What is asked: From the listing below, copy every line with the word "this".

Dataset content:
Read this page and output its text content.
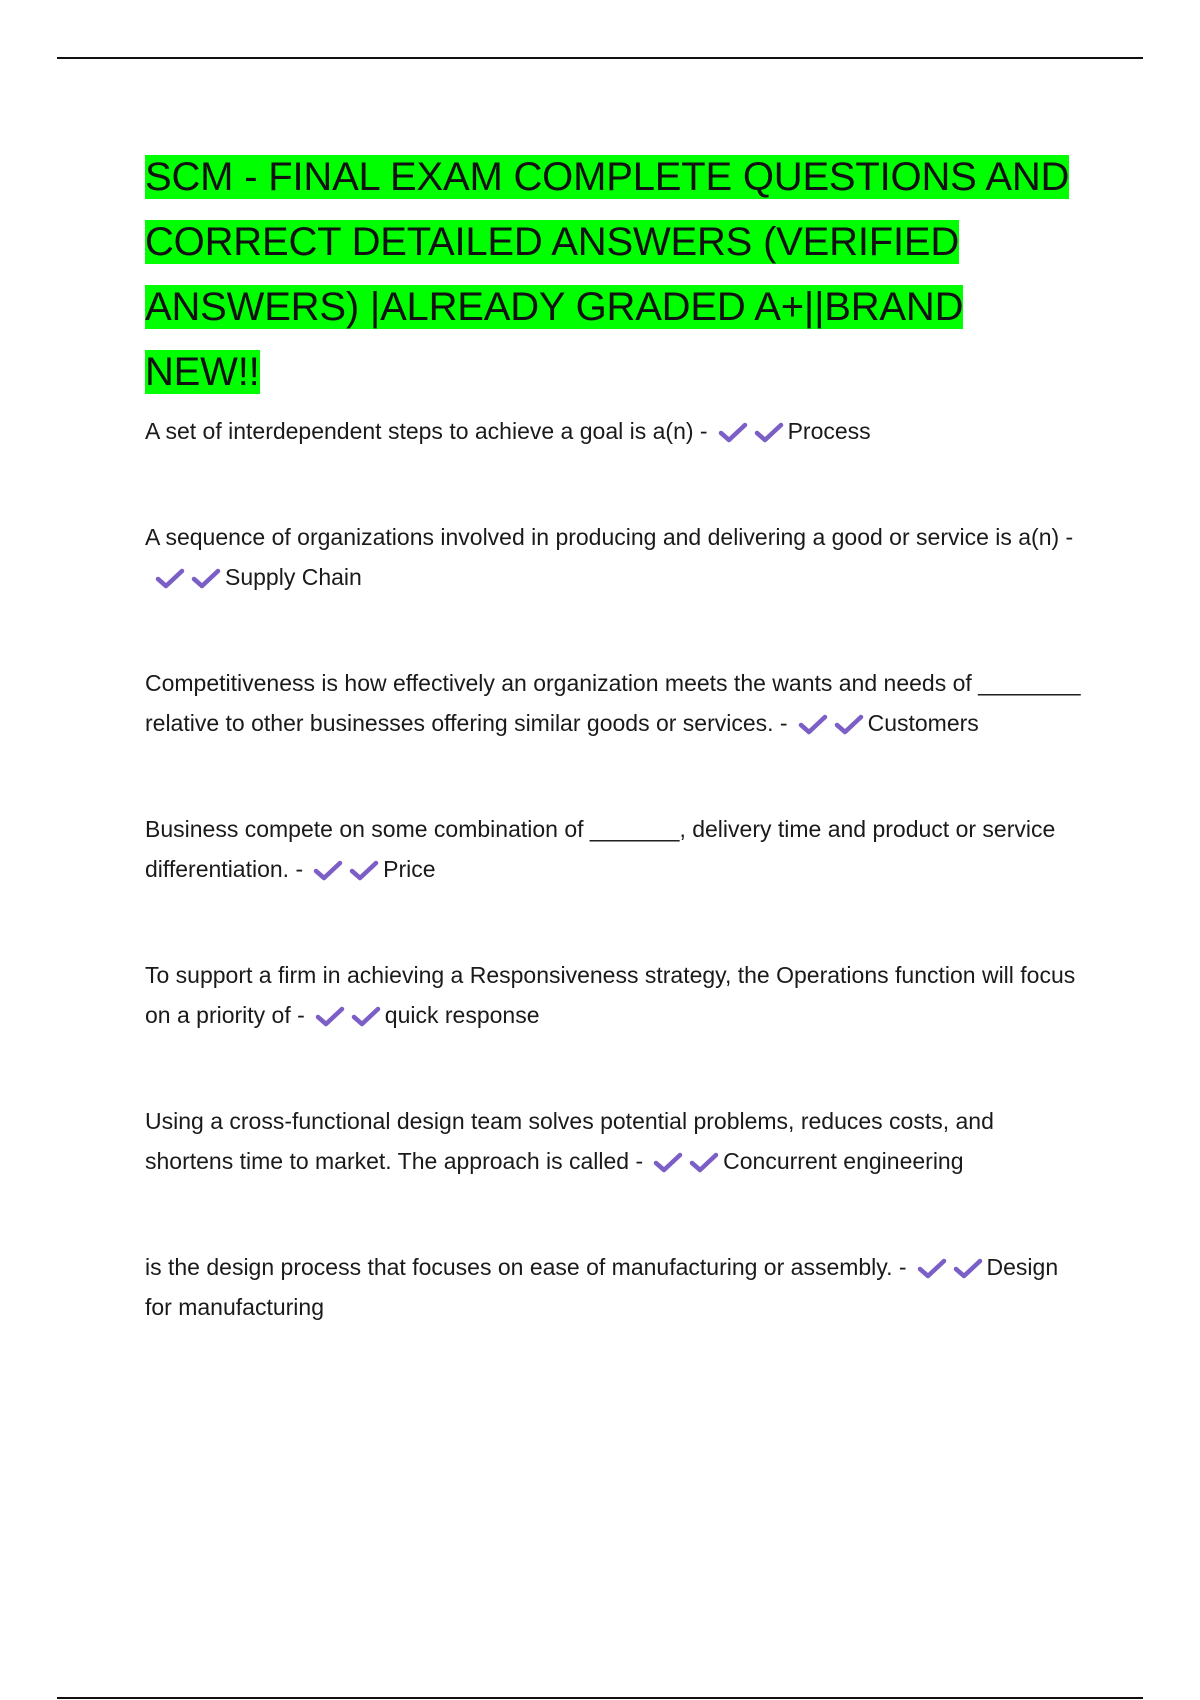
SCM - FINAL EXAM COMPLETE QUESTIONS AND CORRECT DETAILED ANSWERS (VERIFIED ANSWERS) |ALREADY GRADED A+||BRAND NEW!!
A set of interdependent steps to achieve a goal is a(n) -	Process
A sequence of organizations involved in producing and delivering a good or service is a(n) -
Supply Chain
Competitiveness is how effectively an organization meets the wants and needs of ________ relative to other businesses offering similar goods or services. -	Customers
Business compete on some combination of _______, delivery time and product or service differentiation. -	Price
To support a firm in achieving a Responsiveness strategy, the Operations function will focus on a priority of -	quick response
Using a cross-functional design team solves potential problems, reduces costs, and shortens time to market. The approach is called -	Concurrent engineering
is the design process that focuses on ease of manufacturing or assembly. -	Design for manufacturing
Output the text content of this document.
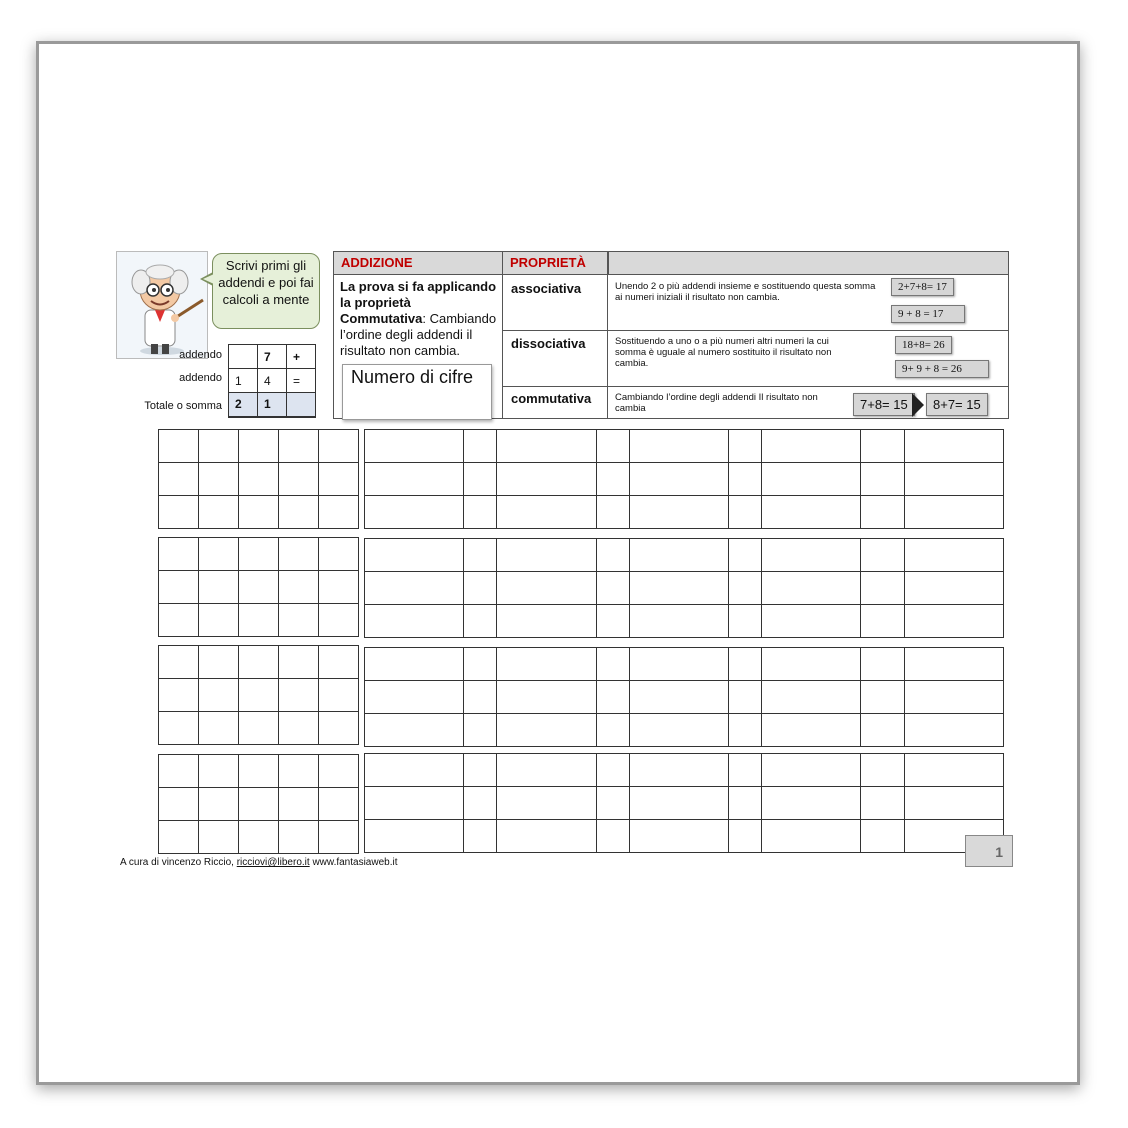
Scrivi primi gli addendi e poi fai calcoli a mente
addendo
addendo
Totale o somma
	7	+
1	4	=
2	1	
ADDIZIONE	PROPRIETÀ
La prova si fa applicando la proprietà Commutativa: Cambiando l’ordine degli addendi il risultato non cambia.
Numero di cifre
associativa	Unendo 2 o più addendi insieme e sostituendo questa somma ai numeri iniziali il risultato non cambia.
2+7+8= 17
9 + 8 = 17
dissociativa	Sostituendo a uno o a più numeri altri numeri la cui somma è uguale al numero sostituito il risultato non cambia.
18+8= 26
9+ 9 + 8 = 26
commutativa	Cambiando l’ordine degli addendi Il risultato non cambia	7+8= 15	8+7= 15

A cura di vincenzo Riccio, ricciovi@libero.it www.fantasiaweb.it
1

---

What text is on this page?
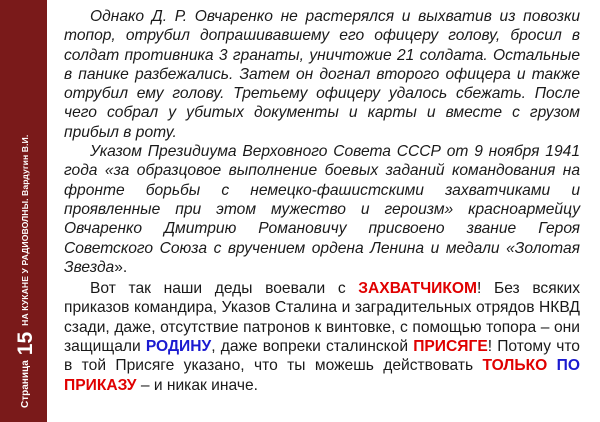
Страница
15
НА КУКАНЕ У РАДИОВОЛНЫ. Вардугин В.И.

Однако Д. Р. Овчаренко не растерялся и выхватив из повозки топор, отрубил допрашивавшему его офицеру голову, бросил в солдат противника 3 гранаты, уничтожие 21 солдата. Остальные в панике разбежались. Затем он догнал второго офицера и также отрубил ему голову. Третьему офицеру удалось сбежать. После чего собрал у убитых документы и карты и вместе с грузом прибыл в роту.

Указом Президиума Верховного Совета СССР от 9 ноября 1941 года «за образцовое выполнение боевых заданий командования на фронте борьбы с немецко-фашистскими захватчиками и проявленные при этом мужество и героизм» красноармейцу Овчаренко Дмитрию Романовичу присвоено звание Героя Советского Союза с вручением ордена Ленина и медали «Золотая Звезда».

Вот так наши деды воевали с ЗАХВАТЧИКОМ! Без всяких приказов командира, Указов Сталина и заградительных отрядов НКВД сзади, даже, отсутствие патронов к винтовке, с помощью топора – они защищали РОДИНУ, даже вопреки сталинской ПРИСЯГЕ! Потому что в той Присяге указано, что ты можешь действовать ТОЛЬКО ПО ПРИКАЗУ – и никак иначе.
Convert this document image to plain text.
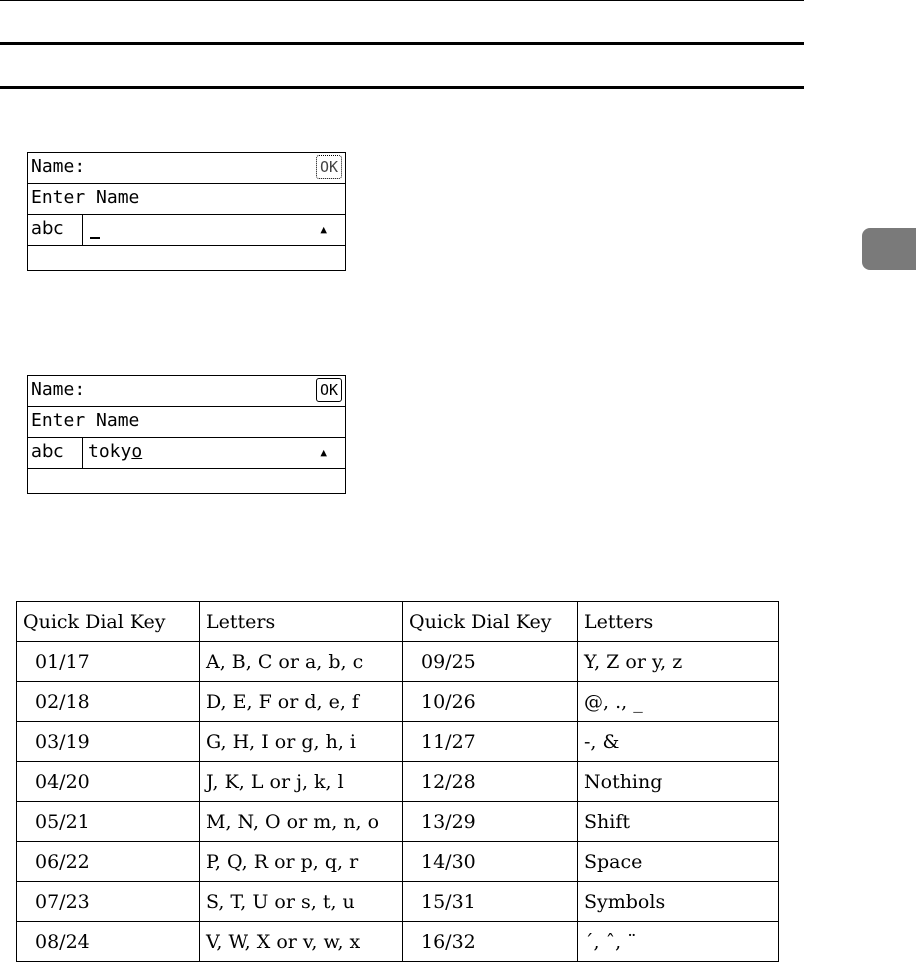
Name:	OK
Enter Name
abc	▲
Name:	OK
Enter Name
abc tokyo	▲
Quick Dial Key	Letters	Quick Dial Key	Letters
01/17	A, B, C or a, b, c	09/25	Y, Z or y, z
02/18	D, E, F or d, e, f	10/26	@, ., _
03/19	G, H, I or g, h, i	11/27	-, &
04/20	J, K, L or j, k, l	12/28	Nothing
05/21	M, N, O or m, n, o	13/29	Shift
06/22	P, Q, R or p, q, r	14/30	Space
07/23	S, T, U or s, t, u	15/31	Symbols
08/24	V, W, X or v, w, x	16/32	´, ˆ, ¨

In response:
Read this page and output its text content.
Output the text content of this document.
What text is on this page?
Convert this document image to plain text.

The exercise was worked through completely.